== Exercise brief ==
Look through the data and write out every line with the word "Daniel" in it.

● ● ● ● ● ● ●

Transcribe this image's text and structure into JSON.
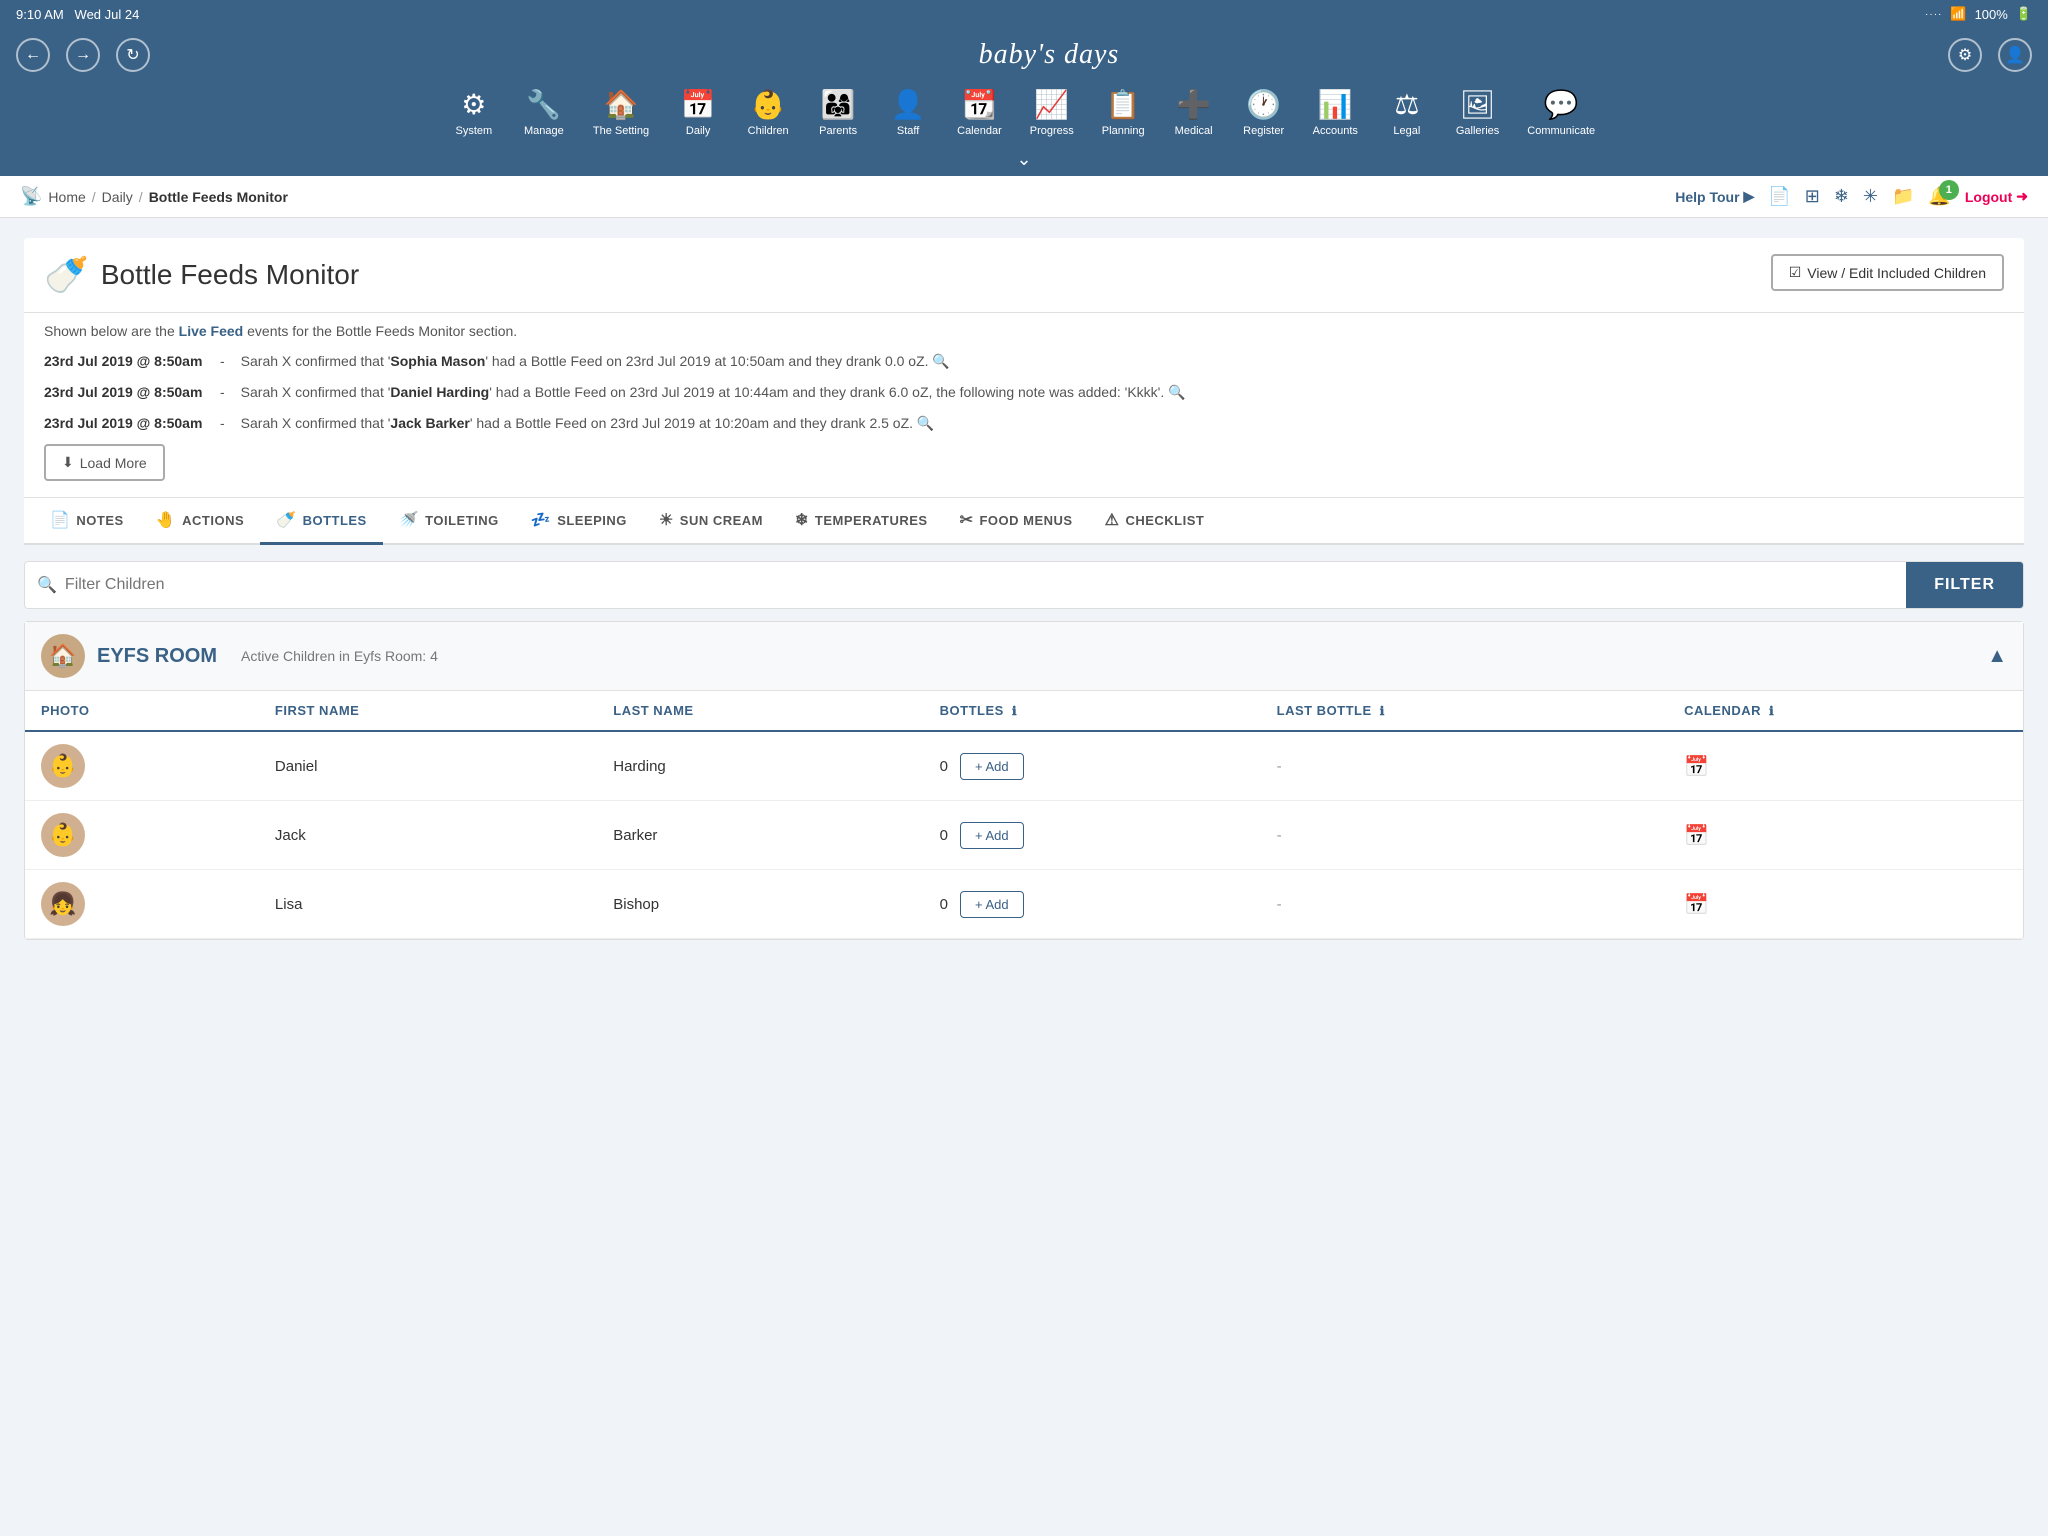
{
  "statusBar": {
    "time": "9:10 AM",
    "date": "Wed Jul 24",
    "battery": "100%",
    "batteryIcon": "🔋"
  },
  "appTitle": "baby's days",
  "nav": {
    "back": "←",
    "forward": "→",
    "refresh": "↻",
    "settings": "⚙",
    "user": "👤"
  },
  "menuItems": [
    {
      "id": "system",
      "icon": "⚙",
      "label": "System"
    },
    {
      "id": "manage",
      "icon": "🔧",
      "label": "Manage"
    },
    {
      "id": "the-setting",
      "icon": "🏠",
      "label": "The Setting"
    },
    {
      "id": "daily",
      "icon": "📅",
      "label": "Daily"
    },
    {
      "id": "children",
      "icon": "👶",
      "label": "Children"
    },
    {
      "id": "parents",
      "icon": "👨‍👩‍👧",
      "label": "Parents"
    },
    {
      "id": "staff",
      "icon": "👤",
      "label": "Staff"
    },
    {
      "id": "calendar",
      "icon": "📆",
      "label": "Calendar"
    },
    {
      "id": "progress",
      "icon": "📈",
      "label": "Progress"
    },
    {
      "id": "planning",
      "icon": "📋",
      "label": "Planning"
    },
    {
      "id": "medical",
      "icon": "➕",
      "label": "Medical"
    },
    {
      "id": "register",
      "icon": "🕐",
      "label": "Register"
    },
    {
      "id": "accounts",
      "icon": "📊",
      "label": "Accounts"
    },
    {
      "id": "legal",
      "icon": "⚖",
      "label": "Legal"
    },
    {
      "id": "galleries",
      "icon": "👤",
      "label": "Galleries"
    },
    {
      "id": "communicate",
      "icon": "💬",
      "label": "Communicate"
    }
  ],
  "breadcrumb": {
    "home": "Home",
    "daily": "Daily",
    "current": "Bottle Feeds Monitor"
  },
  "helpTour": "Help Tour",
  "logout": "Logout",
  "notifCount": "1",
  "pageTitle": "Bottle Feeds Monitor",
  "pageIcon": "🍼",
  "viewEditBtn": "View / Edit Included Children",
  "liveFeedDesc1": "Shown below are the ",
  "liveFeedLink": "Live Feed",
  "liveFeedDesc2": " events for the Bottle Feeds Monitor section.",
  "feedEntries": [
    {
      "date": "23rd Jul 2019 @ 8:50am",
      "text1": "Sarah X confirmed that '",
      "childName": "Sophia Mason",
      "text2": "' had a Bottle Feed on 23rd Jul 2019 at 10:50am and they drank 0.0 oZ."
    },
    {
      "date": "23rd Jul 2019 @ 8:50am",
      "text1": "Sarah X confirmed that '",
      "childName": "Daniel Harding",
      "text2": "' had a Bottle Feed on 23rd Jul 2019 at 10:44am and they drank 6.0 oZ, the following note was added: 'Kkkk'."
    },
    {
      "date": "23rd Jul 2019 @ 8:50am",
      "text1": "Sarah X confirmed that '",
      "childName": "Jack Barker",
      "text2": "' had a Bottle Feed on 23rd Jul 2019 at 10:20am and they drank 2.5 oZ."
    }
  ],
  "loadMoreBtn": "Load More",
  "tabs": [
    {
      "id": "notes",
      "icon": "📄",
      "label": "NOTES",
      "active": false
    },
    {
      "id": "actions",
      "icon": "🤚",
      "label": "ACTIONS",
      "active": false
    },
    {
      "id": "bottles",
      "icon": "🍼",
      "label": "BOTTLES",
      "active": true
    },
    {
      "id": "toileting",
      "icon": "🚿",
      "label": "TOILETING",
      "active": false
    },
    {
      "id": "sleeping",
      "icon": "💤",
      "label": "SLEEPING",
      "active": false
    },
    {
      "id": "sun-cream",
      "icon": "🌞",
      "label": "SUN CREAM",
      "active": false
    },
    {
      "id": "temperatures",
      "icon": "❄",
      "label": "TEMPERATURES",
      "active": false
    },
    {
      "id": "food-menus",
      "icon": "✂",
      "label": "FOOD MENUS",
      "active": false
    },
    {
      "id": "checklist",
      "icon": "⚠",
      "label": "CHECKLIST",
      "active": false
    }
  ],
  "filterPlaceholder": "Filter Children",
  "filterBtn": "FILTER",
  "roomName": "EYFS ROOM",
  "roomCount": "Active Children in Eyfs Room: 4",
  "tableHeaders": {
    "photo": "PHOTO",
    "firstName": "FIRST NAME",
    "lastName": "LAST NAME",
    "bottles": "BOTTLES",
    "lastBottle": "LAST BOTTLE",
    "calendar": "CALENDAR"
  },
  "addBtnLabel": "+ Add",
  "children": [
    {
      "id": 1,
      "firstName": "Daniel",
      "lastName": "Harding",
      "bottles": 0,
      "lastBottle": "-"
    },
    {
      "id": 2,
      "firstName": "Jack",
      "lastName": "Barker",
      "bottles": 0,
      "lastBottle": "-"
    },
    {
      "id": 3,
      "firstName": "Lisa",
      "lastName": "Bishop",
      "bottles": 0,
      "lastBottle": "-"
    }
  ],
  "colors": {
    "navBg": "#3a6186",
    "accent": "#3a6186",
    "activeBorder": "#3a6186",
    "addBtn": "#3a6186",
    "logout": "#cc0033"
  }
}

● ● ● ● ● ● ●

== Task result ==
      "childName": "Daniel Harding",
      "firstName": "Daniel",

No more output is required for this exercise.